Selected passage:
────────────────────
17 minute read

My senior year of college, I took a Probability and Statistics course. I didn’t have high hopes for the class as it was a hybrid model with 3 hour class times. I was also a little nervous because the course was calculus based (including multivariate calculus), and I hadn’t done any calculus since AP BC Calculus my senior year of high school (6 years earlier!). Thankfully, my professor didn’t mind spending some extra time with me on double integrals, and the class ended up being my favorite of that year! So rekindled my love for math (and a bit of regret for not majoring in it!).

As I settled into my role as bioinformatician in my current lab, I often came across bioinformatics applications which used Bayesian techniques. While I had learned about Bayes’ theorem in my Probability and Statistics class, I had no familiarity with the Bayesian approach to inference. I hoped I would simply pick it up as I read more papers with Bayesian methods, but, alas, my understanding hardly progressed. As I found the concept intriguing, I thought it would make for a perfect first personal journal club post.

I chose How to become a Bayesian in eight easy steps: An annotated reading list as my guide. Etz et al. provide a concise introduction to Bayesian data analysis. They recommend eight resources, four of which cover theory and four of which cover application. I will focus only the readings which delve into theory. While the application papers are psychology flavored, I still found them incredibly useful and may write up a post on them later.

Introduction

Bayesian methods have become more prevalent in recent years. This is most likely due to advances in computing power and a widespread backlash to p values and classical statistics. Unfortunately, Bayesian statistics have a reputation as difficult and mathematically demanding (Which, compared to how most people use classical statistics, is probably true); however, as Bayesian methods become more widespread, researchers will likely see the advantages of the Bayesian framework. Before jumping into the theoretical resources, I would like to spend some time on common Bayesian terms.
────────────────────
Extracted entries:
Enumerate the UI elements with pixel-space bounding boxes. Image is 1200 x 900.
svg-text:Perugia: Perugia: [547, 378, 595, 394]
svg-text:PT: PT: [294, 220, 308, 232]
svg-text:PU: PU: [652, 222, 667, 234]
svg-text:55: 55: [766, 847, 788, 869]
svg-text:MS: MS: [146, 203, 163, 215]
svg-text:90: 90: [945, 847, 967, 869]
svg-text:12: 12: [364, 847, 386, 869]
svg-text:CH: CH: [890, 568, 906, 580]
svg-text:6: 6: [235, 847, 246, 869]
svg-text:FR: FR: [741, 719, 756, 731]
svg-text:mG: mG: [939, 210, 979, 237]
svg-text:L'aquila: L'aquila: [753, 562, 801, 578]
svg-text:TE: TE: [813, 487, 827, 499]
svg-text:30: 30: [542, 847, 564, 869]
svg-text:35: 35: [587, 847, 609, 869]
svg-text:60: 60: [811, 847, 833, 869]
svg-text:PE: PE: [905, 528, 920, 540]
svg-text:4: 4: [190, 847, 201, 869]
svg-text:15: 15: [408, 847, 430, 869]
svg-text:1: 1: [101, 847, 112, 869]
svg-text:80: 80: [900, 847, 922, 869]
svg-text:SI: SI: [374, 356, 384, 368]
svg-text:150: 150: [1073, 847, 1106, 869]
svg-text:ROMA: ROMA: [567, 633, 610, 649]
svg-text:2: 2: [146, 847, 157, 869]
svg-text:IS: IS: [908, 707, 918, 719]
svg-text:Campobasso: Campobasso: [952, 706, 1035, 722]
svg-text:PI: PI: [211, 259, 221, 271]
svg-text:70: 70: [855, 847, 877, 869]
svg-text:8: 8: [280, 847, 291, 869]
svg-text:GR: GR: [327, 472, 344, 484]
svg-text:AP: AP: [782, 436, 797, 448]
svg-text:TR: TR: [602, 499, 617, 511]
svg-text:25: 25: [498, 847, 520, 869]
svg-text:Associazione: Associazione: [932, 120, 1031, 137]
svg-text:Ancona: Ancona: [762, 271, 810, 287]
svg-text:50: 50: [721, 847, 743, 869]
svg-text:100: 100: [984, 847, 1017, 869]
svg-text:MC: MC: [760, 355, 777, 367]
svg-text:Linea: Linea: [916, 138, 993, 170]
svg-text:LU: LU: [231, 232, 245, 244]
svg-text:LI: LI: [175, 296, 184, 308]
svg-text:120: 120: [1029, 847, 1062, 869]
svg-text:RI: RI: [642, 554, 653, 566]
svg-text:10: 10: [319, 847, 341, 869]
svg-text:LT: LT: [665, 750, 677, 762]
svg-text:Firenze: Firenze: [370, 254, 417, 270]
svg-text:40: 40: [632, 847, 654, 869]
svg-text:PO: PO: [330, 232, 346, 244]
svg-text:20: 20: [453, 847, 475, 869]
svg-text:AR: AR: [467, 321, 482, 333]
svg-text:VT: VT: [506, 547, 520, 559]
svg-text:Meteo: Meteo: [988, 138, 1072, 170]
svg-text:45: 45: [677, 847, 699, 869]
────────────────────
What this exercise asks:
• a. Recast the paragraph of the post on learning Bayesian statistics that begins "Bayesian methods have become more prevalent" as a short bulleted list that keeps its main facts.
• b. Rewrite the passage of the post on learning Bayesian statistics that starts at "As I settled" and stops after "journal club post.", putting "data scientist" in place of "bioinformatician".
The data above come from a separate source and have no connection to the post on learning Bayesian statistics.

Answers given:
• a.
- Bayesian methods have become more common in recent years, most likely because of advances in computing power and a widespread backlash against p values and classical statistics.
- Bayesian statistics are reputed to be difficult and mathematically demanding, which is probably true compared with how most people use classical statistics.
- As Bayesian methods spread, researchers will likely see the advantages of the Bayesian framework.
- Before turning to the theoretical resources, the writer plans to spend some time on common Bayesian terms.

• b.
As I settled into my role as data scientist in my current lab, I often came across bioinformatics applications which used Bayesian techniques. While I had learned about Bayes’ theorem in my Probability and Statistics class, I had no familiarity with the Bayesian approach to inference. I hoped I would simply pick it up as I read more papers with Bayesian methods, but, alas, my understanding hardly progressed. As I found the concept intriguing, I thought it would make for a perfect first personal journal club post.